Determine how many lines include "stroke". Give the number and nothing else.

Records from a collection of figures -

╔══

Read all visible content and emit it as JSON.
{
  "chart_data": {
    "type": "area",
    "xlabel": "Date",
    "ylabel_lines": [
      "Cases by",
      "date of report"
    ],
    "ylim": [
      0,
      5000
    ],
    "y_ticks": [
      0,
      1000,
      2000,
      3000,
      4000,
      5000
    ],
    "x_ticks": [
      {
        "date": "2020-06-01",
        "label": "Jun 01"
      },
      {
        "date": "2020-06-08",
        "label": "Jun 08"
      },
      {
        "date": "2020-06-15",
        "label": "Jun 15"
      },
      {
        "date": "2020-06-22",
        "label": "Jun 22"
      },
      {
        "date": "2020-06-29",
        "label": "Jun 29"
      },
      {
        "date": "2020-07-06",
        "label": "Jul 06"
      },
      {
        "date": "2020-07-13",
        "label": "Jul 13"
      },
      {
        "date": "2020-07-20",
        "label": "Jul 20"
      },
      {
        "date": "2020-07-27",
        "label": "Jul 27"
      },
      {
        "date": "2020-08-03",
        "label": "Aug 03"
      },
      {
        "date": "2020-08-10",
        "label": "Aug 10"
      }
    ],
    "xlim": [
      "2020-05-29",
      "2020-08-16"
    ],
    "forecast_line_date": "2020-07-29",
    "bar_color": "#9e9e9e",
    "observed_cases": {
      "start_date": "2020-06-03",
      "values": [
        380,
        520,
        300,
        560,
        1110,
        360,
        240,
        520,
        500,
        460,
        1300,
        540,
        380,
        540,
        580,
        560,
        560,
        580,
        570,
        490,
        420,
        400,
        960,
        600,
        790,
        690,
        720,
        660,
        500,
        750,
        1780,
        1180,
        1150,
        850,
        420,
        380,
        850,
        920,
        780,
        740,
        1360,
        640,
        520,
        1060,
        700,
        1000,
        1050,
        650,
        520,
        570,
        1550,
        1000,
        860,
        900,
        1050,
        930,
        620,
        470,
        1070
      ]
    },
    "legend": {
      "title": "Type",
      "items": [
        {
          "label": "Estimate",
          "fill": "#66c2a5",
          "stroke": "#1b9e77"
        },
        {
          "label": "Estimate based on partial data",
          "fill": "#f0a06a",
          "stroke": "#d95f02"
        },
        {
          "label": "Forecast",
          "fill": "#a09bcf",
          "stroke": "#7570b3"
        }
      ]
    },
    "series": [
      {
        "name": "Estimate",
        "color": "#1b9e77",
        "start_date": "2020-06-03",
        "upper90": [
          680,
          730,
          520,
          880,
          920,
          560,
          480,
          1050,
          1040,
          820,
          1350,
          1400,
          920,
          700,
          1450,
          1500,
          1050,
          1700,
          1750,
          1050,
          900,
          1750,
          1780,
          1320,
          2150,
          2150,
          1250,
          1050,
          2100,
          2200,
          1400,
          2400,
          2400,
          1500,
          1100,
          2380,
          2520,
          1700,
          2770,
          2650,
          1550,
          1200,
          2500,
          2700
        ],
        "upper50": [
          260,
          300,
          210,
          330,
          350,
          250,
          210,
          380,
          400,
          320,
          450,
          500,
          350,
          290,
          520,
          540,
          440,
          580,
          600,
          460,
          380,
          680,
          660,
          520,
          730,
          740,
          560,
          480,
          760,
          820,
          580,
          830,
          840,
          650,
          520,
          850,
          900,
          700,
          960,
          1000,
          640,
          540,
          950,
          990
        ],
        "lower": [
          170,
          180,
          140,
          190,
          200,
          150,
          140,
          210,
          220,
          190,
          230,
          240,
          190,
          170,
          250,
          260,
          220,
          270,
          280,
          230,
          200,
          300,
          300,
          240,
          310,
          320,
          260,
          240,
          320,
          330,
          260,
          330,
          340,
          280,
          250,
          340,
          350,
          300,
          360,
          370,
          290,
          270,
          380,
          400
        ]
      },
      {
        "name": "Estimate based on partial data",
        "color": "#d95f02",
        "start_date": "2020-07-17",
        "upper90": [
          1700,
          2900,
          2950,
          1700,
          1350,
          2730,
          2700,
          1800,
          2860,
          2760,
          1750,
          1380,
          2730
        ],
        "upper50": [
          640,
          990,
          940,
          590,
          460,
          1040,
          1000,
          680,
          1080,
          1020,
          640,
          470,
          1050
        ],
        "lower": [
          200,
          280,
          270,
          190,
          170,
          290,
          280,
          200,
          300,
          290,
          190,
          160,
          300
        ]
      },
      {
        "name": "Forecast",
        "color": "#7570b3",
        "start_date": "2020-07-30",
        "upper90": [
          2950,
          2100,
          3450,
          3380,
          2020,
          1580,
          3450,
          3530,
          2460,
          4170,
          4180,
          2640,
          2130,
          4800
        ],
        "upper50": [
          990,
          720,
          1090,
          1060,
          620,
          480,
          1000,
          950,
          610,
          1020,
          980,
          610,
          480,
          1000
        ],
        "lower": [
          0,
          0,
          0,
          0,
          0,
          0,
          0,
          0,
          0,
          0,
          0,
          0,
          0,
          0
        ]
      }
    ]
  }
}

╚══

EXERCISE SOLUTION - 3